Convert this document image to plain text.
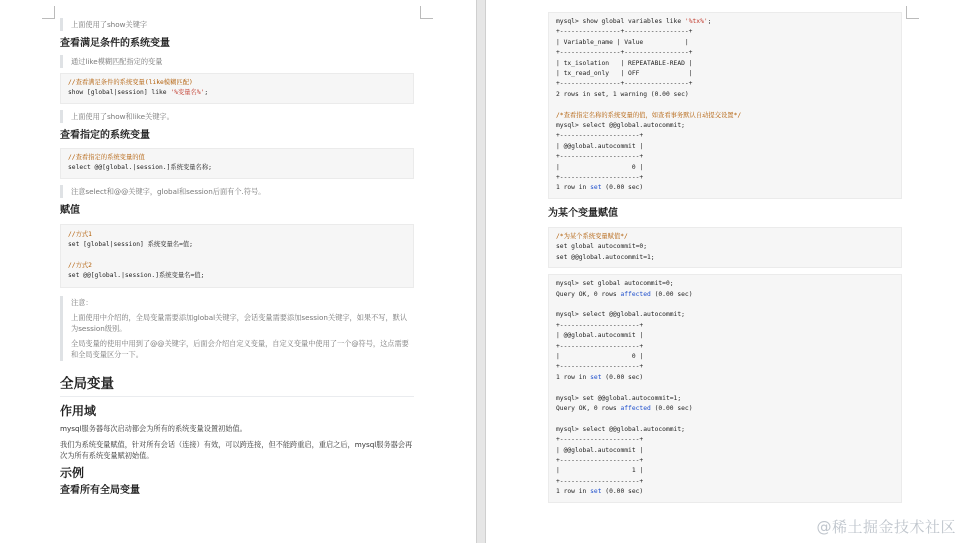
上面使用了show关键字
查看满足条件的系统变量
通过like模糊匹配指定的变量
//查看满足条件的系统变量(like模糊匹配)
show [global|session] like '%变量名%';
上面使用了show和like关键字。
查看指定的系统变量
//查看指定的系统变量的值
select @@[global.|session.]系统变量名称;
注意select和@@关键字，global和session后面有个.符号。
赋值
//方式1
set [global|session] 系统变量名=值;
//方式2
set @@[global.|session.]系统变量名=值;
注意：
上面使用中介绍的，全局变量需要添加global关键字，会话变量需要添加session关键字，如果不写，默认为session级别。
全局变量的使用中用到了@@关键字，后面会介绍自定义变量，自定义变量中使用了一个@符号，这点需要和全局变量区分一下。
全局变量
作用域
mysql服务器每次启动都会为所有的系统变量设置初始值。
我们为系统变量赋值，针对所有会话（连接）有效，可以跨连接，但不能跨重启，重启之后，mysql服务器会再次为所有系统变量赋初始值。
示例
查看所有全局变量
mysql> show global variables like '%tx%';
+----------------+-----------------+
| Variable_name | Value           |
+----------------+-----------------+
| tx_isolation   | REPEATABLE-READ |
| tx_read_only   | OFF             |
+----------------+-----------------+
2 rows in set, 1 warning (0.00 sec)
/*查看指定名称的系统变量的值，如查看事务默认自动提交设置*/
mysql> select @@global.autocommit;
+---------------------+
| @@global.autocommit |
+---------------------+
|                   0 |
+---------------------+
1 row in set (0.00 sec)
为某个变量赋值
/*为某个系统变量赋值*/
set global autocommit=0;
set @@global.autocommit=1;
mysql> set global autocommit=0;
Query OK, 0 rows affected (0.00 sec)
mysql> select @@global.autocommit;
+---------------------+
| @@global.autocommit |
+---------------------+
|                   0 |
+---------------------+
1 row in set (0.00 sec)
mysql> set @@global.autocommit=1;
Query OK, 0 rows affected (0.00 sec)
mysql> select @@global.autocommit;
+---------------------+
| @@global.autocommit |
+---------------------+
|                   1 |
+---------------------+
1 row in set (0.00 sec)
@稀土掘金技术社区
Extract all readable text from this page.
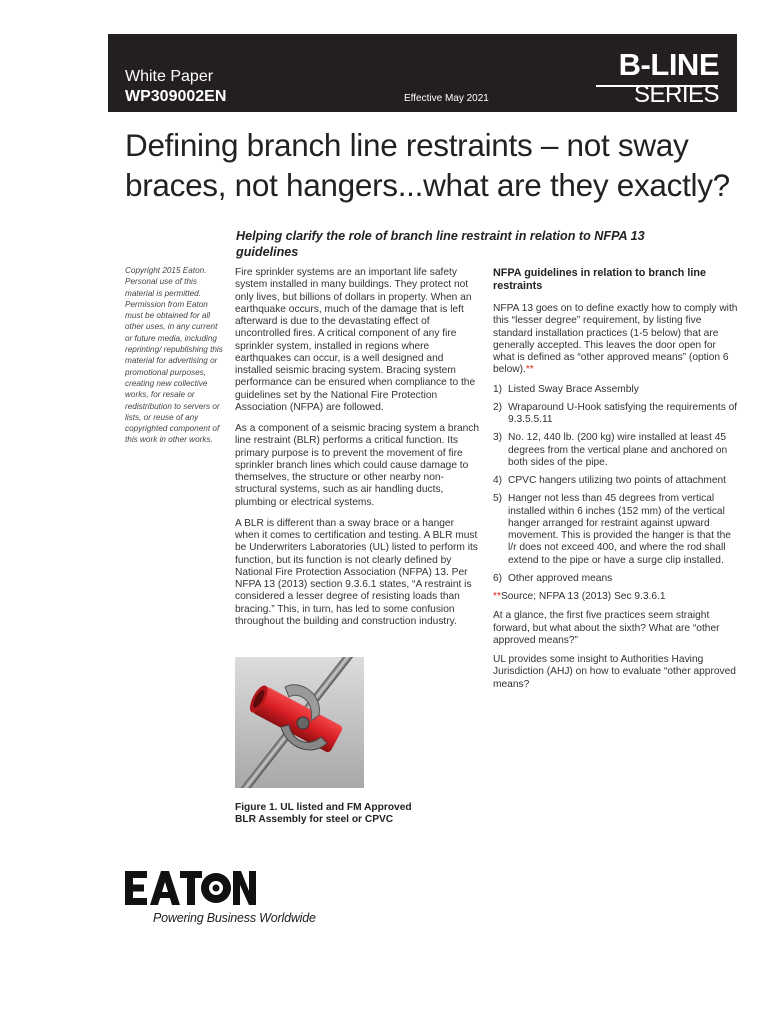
White Paper
WP309002EN	Effective May 2021
B-LINE
SERIES
Defining branch line restraints – not sway braces, not hangers...what are they exactly?

Helping clarify the role of branch line restraint in relation to NFPA 13 guidelines

Copyright 2015 Eaton. Personal use of this material is permitted. Permission from Eaton must be obtained for all other uses, in any current or future media, including reprinting/ republishing this material for advertising or promotional purposes, creating new collective works, for resale or redistribution to servers or lists, or reuse of any copyrighted component of this work in other works.

Fire sprinkler systems are an important life safety system installed in many buildings. They protect not only lives, but billions of dollars in property. When an earthquake occurs, much of the damage that is left afterward is due to the devastating effect of uncontrolled fires. A critical component of any fire sprinkler system, installed in regions where earthquakes can occur, is a well designed and installed seismic bracing system. Bracing system performance can be ensured when compliance to the guidelines set by the National Fire Protection Association (NFPA) are followed.

As a component of a seismic bracing system a branch line restraint (BLR) performs a critical function. Its primary purpose is to prevent the movement of fire sprinkler branch lines which could cause damage to themselves, the structure or other nearby non-structural systems, such as air handling ducts, plumbing or electrical systems.

A BLR is different than a sway brace or a hanger when it comes to certification and testing. A BLR must be Underwriters Laboratories (UL) listed to perform its function, but its function is not clearly defined by National Fire Protection Association (NFPA) 13. Per NFPA 13 (2013) section 9.3.6.1 states, “A restraint is considered a lesser degree of resisting loads than bracing.” This, in turn, has led to some confusion throughout the building and construction industry.

Figure 1. UL listed and FM Approved BLR Assembly for steel or CPVC

NFPA guidelines in relation to branch line restraints

NFPA 13 goes on to define exactly how to comply with this “lesser degree” requirement, by listing five standard installation practices (1-5 below) that are generally accepted. This leaves the door open for what is defined as “other approved means” (option 6 below).**

1) Listed Sway Brace Assembly
2) Wraparound U-Hook satisfying the requirements of 9.3.5.5.11
3) No. 12, 440 lb. (200 kg) wire installed at least 45 degrees from the vertical plane and anchored on both sides of the pipe.
4) CPVC hangers utilizing two points of attachment
5) Hanger not less than 45 degrees from vertical installed within 6 inches (152 mm) of the vertical hanger arranged for restraint against upward movement. This is provided the hanger is that the l/r does not exceed 400, and where the rod shall extend to the pipe or have a surge clip installed.
6) Other approved means

**Source; NFPA 13 (2013) Sec 9.3.6.1

At a glance, the first five practices seem straight forward, but what about the sixth? What are “other approved means?”

UL provides some insight to Authorities Having Jurisdiction (AHJ) on how to evaluate “other approved means?

Powering Business Worldwide
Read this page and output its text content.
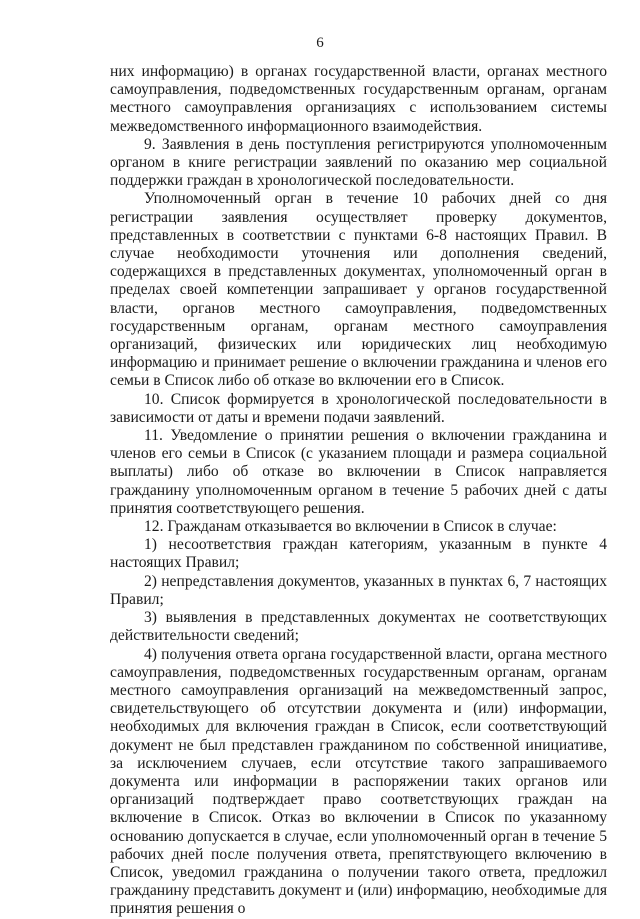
6

них информацию) в органах государственной власти, органах местного самоуправления, подведомственных государственным органам, органам местного самоуправления организациях с использованием системы межведомственного информационного взаимодействия.

9. Заявления в день поступления регистрируются уполномоченным органом в книге регистрации заявлений по оказанию мер социальной поддержки граждан в хронологической последовательности.

Уполномоченный орган в течение 10 рабочих дней со дня регистрации заявления осуществляет проверку документов, представленных в соответствии с пунктами 6-8 настоящих Правил. В случае необходимости уточнения или дополнения сведений, содержащихся в представленных документах, уполномоченный орган в пределах своей компетенции запрашивает у органов государственной власти, органов местного самоуправления, подведомственных государственным органам, органам местного самоуправления организаций, физических или юридических лиц необходимую информацию и принимает решение о включении гражданина и членов его семьи в Список либо об отказе во включении его в Список.

10. Список формируется в хронологической последовательности в зависимости от даты и времени подачи заявлений.

11. Уведомление о принятии решения о включении гражданина и членов его семьи в Список (с указанием площади и размера социальной выплаты) либо об отказе во включении в Список направляется гражданину уполномоченным органом в течение 5 рабочих дней с даты принятия соответствующего решения.

12. Гражданам отказывается во включении в Список в случае:

1) несоответствия граждан категориям, указанным в пункте 4 настоящих Правил;

2) непредставления документов, указанных в пунктах 6, 7 настоящих Правил;

3) выявления в представленных документах не соответствующих действительности сведений;

4) получения ответа органа государственной власти, органа местного самоуправления, подведомственных государственным органам, органам местного самоуправления организаций на межведомственный запрос, свидетельствующего об отсутствии документа и (или) информации, необходимых для включения граждан в Список, если соответствующий документ не был представлен гражданином по собственной инициативе, за исключением случаев, если отсутствие такого запрашиваемого документа или информации в распоряжении таких органов или организаций подтверждает право соответствующих граждан на включение в Список. Отказ во включении в Список по указанному основанию допускается в случае, если уполномоченный орган в течение 5 рабочих дней после получения ответа, препятствующего включению в Список, уведомил гражданина о получении такого ответа, предложил гражданину представить документ и (или) информацию, необходимые для принятия решения о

━━━━━━━━━━

Pictures stay out of the copy; please restate every record above exactly.

Written response >>
Convert this document image to plain text.
上面使用了show关键字
查看满足条件的系统变量
通过like模糊匹配指定的变量
//查看满足条件的系统变量(like模糊匹配)
show [global|session] like '%变量名%';
上面使用了show和like关键字。
查看指定的系统变量
//查看指定的系统变量的值
select @@[global.|session.]系统变量名称;
注意select和@@关键字，global和session后面有个.符号。
赋值
//方式1
set [global|session] 系统变量名=值;
//方式2
set @@[global.|session.]系统变量名=值;
注意：
上面使用中介绍的，全局变量需要添加global关键字，会话变量需要添加session关键字，如果不写，默认为session级别。
全局变量的使用中用到了@@关键字，后面会介绍自定义变量，自定义变量中使用了一个@符号，这点需要和全局变量区分一下。
全局变量
作用域
mysql服务器每次启动都会为所有的系统变量设置初始值。
我们为系统变量赋值，针对所有会话（连接）有效，可以跨连接，但不能跨重启，重启之后，mysql服务器会再次为所有系统变量赋初始值。
示例
查看所有全局变量
mysql> show global variables like '%tx%';
+----------------+-----------------+
| Variable_name | Value           |
+----------------+-----------------+
| tx_isolation   | REPEATABLE-READ |
| tx_read_only   | OFF             |
+----------------+-----------------+
2 rows in set, 1 warning (0.00 sec)
/*查看指定名称的系统变量的值，如查看事务默认自动提交设置*/
mysql> select @@global.autocommit;
+---------------------+
| @@global.autocommit |
+---------------------+
|                   0 |
+---------------------+
1 row in set (0.00 sec)
为某个变量赋值
/*为某个系统变量赋值*/
set global autocommit=0;
set @@global.autocommit=1;
mysql> set global autocommit=0;
Query OK, 0 rows affected (0.00 sec)
mysql> select @@global.autocommit;
+---------------------+
| @@global.autocommit |
+---------------------+
|                   0 |
+---------------------+
1 row in set (0.00 sec)
mysql> set @@global.autocommit=1;
Query OK, 0 rows affected (0.00 sec)
mysql> select @@global.autocommit;
+---------------------+
| @@global.autocommit |
+---------------------+
|                   1 |
+---------------------+
1 row in set (0.00 sec)
@稀土掘金技术社区
Extract all readable text from this page.
White Paper
WP309002EN	Effective May 2021
B-LINE
SERIES
Defining branch line restraints – not sway braces, not hangers...what are they exactly?

Helping clarify the role of branch line restraint in relation to NFPA 13 guidelines

Copyright 2015 Eaton. Personal use of this material is permitted. Permission from Eaton must be obtained for all other uses, in any current or future media, including reprinting/ republishing this material for advertising or promotional purposes, creating new collective works, for resale or redistribution to servers or lists, or reuse of any copyrighted component of this work in other works.

Fire sprinkler systems are an important life safety system installed in many buildings. They protect not only lives, but billions of dollars in property. When an earthquake occurs, much of the damage that is left afterward is due to the devastating effect of uncontrolled fires. A critical component of any fire sprinkler system, installed in regions where earthquakes can occur, is a well designed and installed seismic bracing system. Bracing system performance can be ensured when compliance to the guidelines set by the National Fire Protection Association (NFPA) are followed.

As a component of a seismic bracing system a branch line restraint (BLR) performs a critical function. Its primary purpose is to prevent the movement of fire sprinkler branch lines which could cause damage to themselves, the structure or other nearby non-structural systems, such as air handling ducts, plumbing or electrical systems.

A BLR is different than a sway brace or a hanger when it comes to certification and testing. A BLR must be Underwriters Laboratories (UL) listed to perform its function, but its function is not clearly defined by National Fire Protection Association (NFPA) 13. Per NFPA 13 (2013) section 9.3.6.1 states, “A restraint is considered a lesser degree of resisting loads than bracing.” This, in turn, has led to some confusion throughout the building and construction industry.

Figure 1. UL listed and FM Approved BLR Assembly for steel or CPVC

NFPA guidelines in relation to branch line restraints

NFPA 13 goes on to define exactly how to comply with this “lesser degree” requirement, by listing five standard installation practices (1-5 below) that are generally accepted. This leaves the door open for what is defined as “other approved means” (option 6 below).**

1) Listed Sway Brace Assembly
2) Wraparound U-Hook satisfying the requirements of 9.3.5.5.11
3) No. 12, 440 lb. (200 kg) wire installed at least 45 degrees from the vertical plane and anchored on both sides of the pipe.
4) CPVC hangers utilizing two points of attachment
5) Hanger not less than 45 degrees from vertical installed within 6 inches (152 mm) of the vertical hanger arranged for restraint against upward movement. This is provided the hanger is that the l/r does not exceed 400, and where the rod shall extend to the pipe or have a surge clip installed.
6) Other approved means

**Source; NFPA 13 (2013) Sec 9.3.6.1

At a glance, the first five practices seem straight forward, but what about the sixth? What are “other approved means?”

UL provides some insight to Authorities Having Jurisdiction (AHJ) on how to evaluate “other approved means?

Powering Business Worldwide
Read this page and output its text content.
6

них информацию) в органах государственной власти, органах местного самоуправления, подведомственных государственным органам, органам местного самоуправления организациях с использованием системы межведомственного информационного взаимодействия.

9. Заявления в день поступления регистрируются уполномоченным органом в книге регистрации заявлений по оказанию мер социальной поддержки граждан в хронологической последовательности.

Уполномоченный орган в течение 10 рабочих дней со дня регистрации заявления осуществляет проверку документов, представленных в соответствии с пунктами 6-8 настоящих Правил. В случае необходимости уточнения или дополнения сведений, содержащихся в представленных документах, уполномоченный орган в пределах своей компетенции запрашивает у органов государственной власти, органов местного самоуправления, подведомственных государственным органам, органам местного самоуправления организаций, физических или юридических лиц необходимую информацию и принимает решение о включении гражданина и членов его семьи в Список либо об отказе во включении его в Список.

10. Список формируется в хронологической последовательности в зависимости от даты и времени подачи заявлений.

11. Уведомление о принятии решения о включении гражданина и членов его семьи в Список (с указанием площади и размера социальной выплаты) либо об отказе во включении в Список направляется гражданину уполномоченным органом в течение 5 рабочих дней с даты принятия соответствующего решения.

12. Гражданам отказывается во включении в Список в случае:

1) несоответствия граждан категориям, указанным в пункте 4 настоящих Правил;

2) непредставления документов, указанных в пунктах 6, 7 настоящих Правил;

3) выявления в представленных документах не соответствующих действительности сведений;

4) получения ответа органа государственной власти, органа местного самоуправления, подведомственных государственным органам, органам местного самоуправления организаций на межведомственный запрос, свидетельствующего об отсутствии документа и (или) информации, необходимых для включения граждан в Список, если соответствующий документ не был представлен гражданином по собственной инициативе, за исключением случаев, если отсутствие такого запрашиваемого документа или информации в распоряжении таких органов или организаций подтверждает право соответствующих граждан на включение в Список. Отказ во включении в Список по указанному основанию допускается в случае, если уполномоченный орган в течение 5 рабочих дней после получения ответа, препятствующего включению в Список, уведомил гражданина о получении такого ответа, предложил гражданину представить документ и (или) информацию, необходимые для принятия решения о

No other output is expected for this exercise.